> **What you are asked to do**
Output every entry exactly as written, skipping any pictures.

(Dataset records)

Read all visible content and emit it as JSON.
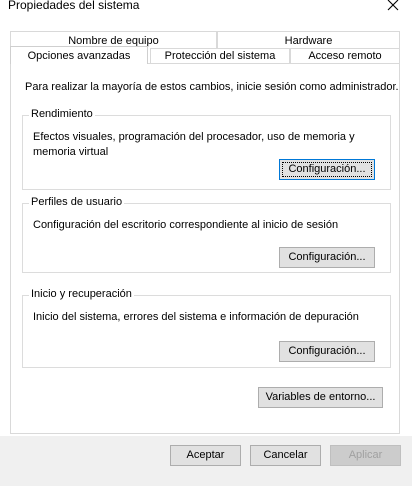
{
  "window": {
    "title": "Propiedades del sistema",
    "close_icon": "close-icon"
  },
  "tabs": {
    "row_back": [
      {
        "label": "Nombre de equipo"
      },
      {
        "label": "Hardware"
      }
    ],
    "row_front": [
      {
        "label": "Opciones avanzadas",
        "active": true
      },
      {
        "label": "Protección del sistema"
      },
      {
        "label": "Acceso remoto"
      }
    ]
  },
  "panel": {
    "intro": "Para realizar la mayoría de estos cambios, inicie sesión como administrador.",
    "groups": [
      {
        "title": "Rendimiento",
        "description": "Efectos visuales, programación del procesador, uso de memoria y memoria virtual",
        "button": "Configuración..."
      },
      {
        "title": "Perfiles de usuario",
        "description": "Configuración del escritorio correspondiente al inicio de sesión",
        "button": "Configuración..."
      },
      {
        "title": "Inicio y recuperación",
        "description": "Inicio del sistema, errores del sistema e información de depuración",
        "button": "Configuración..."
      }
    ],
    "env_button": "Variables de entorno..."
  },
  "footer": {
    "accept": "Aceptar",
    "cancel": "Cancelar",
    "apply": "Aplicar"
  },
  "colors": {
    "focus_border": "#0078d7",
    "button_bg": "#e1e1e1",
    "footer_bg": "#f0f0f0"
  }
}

> **Full output**
Read all visible content and emit it as JSON.
{
  "window": {
    "title": "Propiedades del sistema",
    "close_icon": "close-icon"
  },
  "tabs": {
    "row_back": [
      {
        "label": "Nombre de equipo"
      },
      {
        "label": "Hardware"
      }
    ],
    "row_front": [
      {
        "label": "Opciones avanzadas",
        "active": true
      },
      {
        "label": "Protección del sistema"
      },
      {
        "label": "Acceso remoto"
      }
    ]
  },
  "panel": {
    "intro": "Para realizar la mayoría de estos cambios, inicie sesión como administrador.",
    "groups": [
      {
        "title": "Rendimiento",
        "description": "Efectos visuales, programación del procesador, uso de memoria y memoria virtual",
        "button": "Configuración..."
      },
      {
        "title": "Perfiles de usuario",
        "description": "Configuración del escritorio correspondiente al inicio de sesión",
        "button": "Configuración..."
      },
      {
        "title": "Inicio y recuperación",
        "description": "Inicio del sistema, errores del sistema e información de depuración",
        "button": "Configuración..."
      }
    ],
    "env_button": "Variables de entorno..."
  },
  "footer": {
    "accept": "Aceptar",
    "cancel": "Cancelar",
    "apply": "Aplicar"
  },
  "colors": {
    "focus_border": "#0078d7",
    "button_bg": "#e1e1e1",
    "footer_bg": "#f0f0f0"
  }
}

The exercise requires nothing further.